» **Work instructions**
Examine the material below. Gather every line in which the string "相談を検討する" appears.

+-------+

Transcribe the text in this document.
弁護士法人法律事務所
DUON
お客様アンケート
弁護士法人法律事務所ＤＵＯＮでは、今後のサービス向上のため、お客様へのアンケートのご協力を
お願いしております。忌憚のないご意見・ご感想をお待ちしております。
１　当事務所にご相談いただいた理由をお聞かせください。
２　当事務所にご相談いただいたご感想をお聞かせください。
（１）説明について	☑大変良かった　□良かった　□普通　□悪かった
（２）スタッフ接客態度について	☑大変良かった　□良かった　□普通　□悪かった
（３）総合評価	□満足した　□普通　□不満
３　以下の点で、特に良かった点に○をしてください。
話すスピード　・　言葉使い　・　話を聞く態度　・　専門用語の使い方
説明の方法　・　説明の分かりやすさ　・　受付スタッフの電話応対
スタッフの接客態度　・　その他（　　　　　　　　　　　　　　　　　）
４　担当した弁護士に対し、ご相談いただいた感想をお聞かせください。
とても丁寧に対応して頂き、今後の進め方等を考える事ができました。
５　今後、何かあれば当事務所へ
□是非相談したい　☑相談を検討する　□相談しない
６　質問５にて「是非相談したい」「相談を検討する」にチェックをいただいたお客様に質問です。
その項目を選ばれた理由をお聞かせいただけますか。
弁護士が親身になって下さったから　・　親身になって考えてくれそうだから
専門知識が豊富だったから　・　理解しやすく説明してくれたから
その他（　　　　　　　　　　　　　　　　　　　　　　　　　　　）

+-------+

» **Solution**
□是非相談したい　☑相談を検討する　□相談しない
６　質問５にて「是非相談したい」「相談を検討する」にチェックをいただいたお客様に質問です。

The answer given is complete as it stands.